#### Input ####

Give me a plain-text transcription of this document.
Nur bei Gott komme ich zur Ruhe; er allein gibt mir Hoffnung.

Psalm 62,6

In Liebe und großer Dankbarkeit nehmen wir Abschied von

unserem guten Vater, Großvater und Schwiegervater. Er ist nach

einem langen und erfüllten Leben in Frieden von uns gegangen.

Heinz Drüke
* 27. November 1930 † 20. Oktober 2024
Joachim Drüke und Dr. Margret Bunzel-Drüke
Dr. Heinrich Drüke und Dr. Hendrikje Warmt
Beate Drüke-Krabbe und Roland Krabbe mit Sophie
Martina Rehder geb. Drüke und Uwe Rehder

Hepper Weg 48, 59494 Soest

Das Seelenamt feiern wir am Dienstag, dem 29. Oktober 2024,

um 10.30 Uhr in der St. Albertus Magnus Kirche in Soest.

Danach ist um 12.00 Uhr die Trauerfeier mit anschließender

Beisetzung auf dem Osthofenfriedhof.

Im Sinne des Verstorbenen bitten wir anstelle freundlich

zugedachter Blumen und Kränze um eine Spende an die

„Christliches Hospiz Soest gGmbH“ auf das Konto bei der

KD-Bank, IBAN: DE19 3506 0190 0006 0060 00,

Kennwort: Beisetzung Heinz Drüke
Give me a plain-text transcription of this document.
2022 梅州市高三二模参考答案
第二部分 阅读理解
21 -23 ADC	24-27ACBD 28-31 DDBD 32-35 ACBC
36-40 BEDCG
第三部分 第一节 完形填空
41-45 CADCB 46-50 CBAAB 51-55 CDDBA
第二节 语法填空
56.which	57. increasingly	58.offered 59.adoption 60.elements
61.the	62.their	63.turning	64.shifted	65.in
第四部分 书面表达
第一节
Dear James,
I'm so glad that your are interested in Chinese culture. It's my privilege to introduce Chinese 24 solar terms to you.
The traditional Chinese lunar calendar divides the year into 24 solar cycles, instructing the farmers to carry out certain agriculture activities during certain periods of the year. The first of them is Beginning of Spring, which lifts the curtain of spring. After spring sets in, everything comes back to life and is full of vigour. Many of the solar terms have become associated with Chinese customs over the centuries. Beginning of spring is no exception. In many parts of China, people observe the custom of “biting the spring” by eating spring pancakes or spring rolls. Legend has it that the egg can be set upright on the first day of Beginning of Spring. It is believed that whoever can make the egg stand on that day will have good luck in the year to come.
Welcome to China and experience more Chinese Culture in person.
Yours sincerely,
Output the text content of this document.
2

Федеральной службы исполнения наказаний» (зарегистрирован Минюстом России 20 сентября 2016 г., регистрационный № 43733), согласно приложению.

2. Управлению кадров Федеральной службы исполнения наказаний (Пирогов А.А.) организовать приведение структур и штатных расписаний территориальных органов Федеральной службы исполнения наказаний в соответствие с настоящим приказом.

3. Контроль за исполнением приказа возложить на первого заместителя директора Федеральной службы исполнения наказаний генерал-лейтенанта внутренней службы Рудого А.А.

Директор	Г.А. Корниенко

####

**Prompt**
Quote every entry exactly.

**Exercise solution**
Give me a plain-text transcription of this document.
Nur bei Gott komme ich zur Ruhe; er allein gibt mir Hoffnung.

Psalm 62,6

In Liebe und großer Dankbarkeit nehmen wir Abschied von

unserem guten Vater, Großvater und Schwiegervater. Er ist nach

einem langen und erfüllten Leben in Frieden von uns gegangen.

Heinz Drüke
* 27. November 1930 † 20. Oktober 2024
Joachim Drüke und Dr. Margret Bunzel-Drüke
Dr. Heinrich Drüke und Dr. Hendrikje Warmt
Beate Drüke-Krabbe und Roland Krabbe mit Sophie
Martina Rehder geb. Drüke und Uwe Rehder

Hepper Weg 48, 59494 Soest

Das Seelenamt feiern wir am Dienstag, dem 29. Oktober 2024,

um 10.30 Uhr in der St. Albertus Magnus Kirche in Soest.

Danach ist um 12.00 Uhr die Trauerfeier mit anschließender

Beisetzung auf dem Osthofenfriedhof.

Im Sinne des Verstorbenen bitten wir anstelle freundlich

zugedachter Blumen und Kränze um eine Spende an die

„Christliches Hospiz Soest gGmbH“ auf das Konto bei der

KD-Bank, IBAN: DE19 3506 0190 0006 0060 00,

Kennwort: Beisetzung Heinz Drüke
Give me a plain-text transcription of this document.
2022 梅州市高三二模参考答案
第二部分 阅读理解
21 -23 ADC	24-27ACBD 28-31 DDBD 32-35 ACBC
36-40 BEDCG
第三部分 第一节 完形填空
41-45 CADCB 46-50 CBAAB 51-55 CDDBA
第二节 语法填空
56.which	57. increasingly	58.offered 59.adoption 60.elements
61.the	62.their	63.turning	64.shifted	65.in
第四部分 书面表达
第一节
Dear James,
I'm so glad that your are interested in Chinese culture. It's my privilege to introduce Chinese 24 solar terms to you.
The traditional Chinese lunar calendar divides the year into 24 solar cycles, instructing the farmers to carry out certain agriculture activities during certain periods of the year. The first of them is Beginning of Spring, which lifts the curtain of spring. After spring sets in, everything comes back to life and is full of vigour. Many of the solar terms have become associated with Chinese customs over the centuries. Beginning of spring is no exception. In many parts of China, people observe the custom of “biting the spring” by eating spring pancakes or spring rolls. Legend has it that the egg can be set upright on the first day of Beginning of Spring. It is believed that whoever can make the egg stand on that day will have good luck in the year to come.
Welcome to China and experience more Chinese Culture in person.
Yours sincerely,
Output the text content of this document.
2

Федеральной службы исполнения наказаний» (зарегистрирован Минюстом России 20 сентября 2016 г., регистрационный № 43733), согласно приложению.

2. Управлению кадров Федеральной службы исполнения наказаний (Пирогов А.А.) организовать приведение структур и штатных расписаний территориальных органов Федеральной службы исполнения наказаний в соответствие с настоящим приказом.

3. Контроль за исполнением приказа возложить на первого заместителя директора Федеральной службы исполнения наказаний генерал-лейтенанта внутренней службы Рудого А.А.

Директор	Г.А. Корниенко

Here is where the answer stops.